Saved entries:
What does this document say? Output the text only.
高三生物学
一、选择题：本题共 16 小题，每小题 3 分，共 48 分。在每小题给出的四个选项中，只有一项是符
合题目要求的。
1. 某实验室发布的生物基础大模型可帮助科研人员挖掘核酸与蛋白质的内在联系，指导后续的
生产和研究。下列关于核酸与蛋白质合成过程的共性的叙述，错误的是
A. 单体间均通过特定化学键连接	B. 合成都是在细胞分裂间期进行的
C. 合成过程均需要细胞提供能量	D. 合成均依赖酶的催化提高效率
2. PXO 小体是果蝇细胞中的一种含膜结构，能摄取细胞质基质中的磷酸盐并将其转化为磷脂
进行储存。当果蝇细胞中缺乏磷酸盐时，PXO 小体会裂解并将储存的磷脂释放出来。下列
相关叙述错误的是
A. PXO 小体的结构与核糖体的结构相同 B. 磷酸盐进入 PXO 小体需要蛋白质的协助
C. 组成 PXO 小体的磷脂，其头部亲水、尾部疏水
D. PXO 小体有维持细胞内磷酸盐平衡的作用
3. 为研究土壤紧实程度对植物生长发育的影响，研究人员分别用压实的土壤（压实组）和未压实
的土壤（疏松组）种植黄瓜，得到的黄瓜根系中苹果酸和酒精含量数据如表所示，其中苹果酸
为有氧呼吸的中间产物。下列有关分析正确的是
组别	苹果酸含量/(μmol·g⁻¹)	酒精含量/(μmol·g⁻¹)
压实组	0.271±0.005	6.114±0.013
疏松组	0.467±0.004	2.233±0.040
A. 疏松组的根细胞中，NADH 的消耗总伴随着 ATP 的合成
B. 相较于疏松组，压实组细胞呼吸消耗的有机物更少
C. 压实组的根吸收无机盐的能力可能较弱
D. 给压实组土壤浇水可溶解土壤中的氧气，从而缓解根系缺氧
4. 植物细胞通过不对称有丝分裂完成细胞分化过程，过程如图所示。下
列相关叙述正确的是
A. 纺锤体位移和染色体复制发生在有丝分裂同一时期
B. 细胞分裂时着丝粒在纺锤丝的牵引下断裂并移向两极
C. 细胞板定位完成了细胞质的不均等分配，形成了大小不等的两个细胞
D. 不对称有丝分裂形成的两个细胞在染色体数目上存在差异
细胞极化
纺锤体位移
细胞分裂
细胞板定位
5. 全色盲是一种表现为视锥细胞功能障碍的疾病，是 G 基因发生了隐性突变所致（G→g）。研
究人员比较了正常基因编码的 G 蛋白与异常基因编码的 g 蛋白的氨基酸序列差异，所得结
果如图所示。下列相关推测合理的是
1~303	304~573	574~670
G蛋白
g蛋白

Short task: Hand back the material above in full, exactly as written.

Exercise output:
What does this document say? Output the text only.
高三生物学
一、选择题：本题共 16 小题，每小题 3 分，共 48 分。在每小题给出的四个选项中，只有一项是符
合题目要求的。
1. 某实验室发布的生物基础大模型可帮助科研人员挖掘核酸与蛋白质的内在联系，指导后续的
生产和研究。下列关于核酸与蛋白质合成过程的共性的叙述，错误的是
A. 单体间均通过特定化学键连接	B. 合成都是在细胞分裂间期进行的
C. 合成过程均需要细胞提供能量	D. 合成均依赖酶的催化提高效率
2. PXO 小体是果蝇细胞中的一种含膜结构，能摄取细胞质基质中的磷酸盐并将其转化为磷脂
进行储存。当果蝇细胞中缺乏磷酸盐时，PXO 小体会裂解并将储存的磷脂释放出来。下列
相关叙述错误的是
A. PXO 小体的结构与核糖体的结构相同 B. 磷酸盐进入 PXO 小体需要蛋白质的协助
C. 组成 PXO 小体的磷脂，其头部亲水、尾部疏水
D. PXO 小体有维持细胞内磷酸盐平衡的作用
3. 为研究土壤紧实程度对植物生长发育的影响，研究人员分别用压实的土壤（压实组）和未压实
的土壤（疏松组）种植黄瓜，得到的黄瓜根系中苹果酸和酒精含量数据如表所示，其中苹果酸
为有氧呼吸的中间产物。下列有关分析正确的是
组别	苹果酸含量/(μmol·g⁻¹)	酒精含量/(μmol·g⁻¹)
压实组	0.271±0.005	6.114±0.013
疏松组	0.467±0.004	2.233±0.040
A. 疏松组的根细胞中，NADH 的消耗总伴随着 ATP 的合成
B. 相较于疏松组，压实组细胞呼吸消耗的有机物更少
C. 压实组的根吸收无机盐的能力可能较弱
D. 给压实组土壤浇水可溶解土壤中的氧气，从而缓解根系缺氧
4. 植物细胞通过不对称有丝分裂完成细胞分化过程，过程如图所示。下
列相关叙述正确的是
A. 纺锤体位移和染色体复制发生在有丝分裂同一时期
B. 细胞分裂时着丝粒在纺锤丝的牵引下断裂并移向两极
C. 细胞板定位完成了细胞质的不均等分配，形成了大小不等的两个细胞
D. 不对称有丝分裂形成的两个细胞在染色体数目上存在差异
细胞极化
纺锤体位移
细胞分裂
细胞板定位
5. 全色盲是一种表现为视锥细胞功能障碍的疾病，是 G 基因发生了隐性突变所致（G→g）。研
究人员比较了正常基因编码的 G 蛋白与异常基因编码的 g 蛋白的氨基酸序列差异，所得结
果如图所示。下列相关推测合理的是
1~303	304~573	574~670
G蛋白
g蛋白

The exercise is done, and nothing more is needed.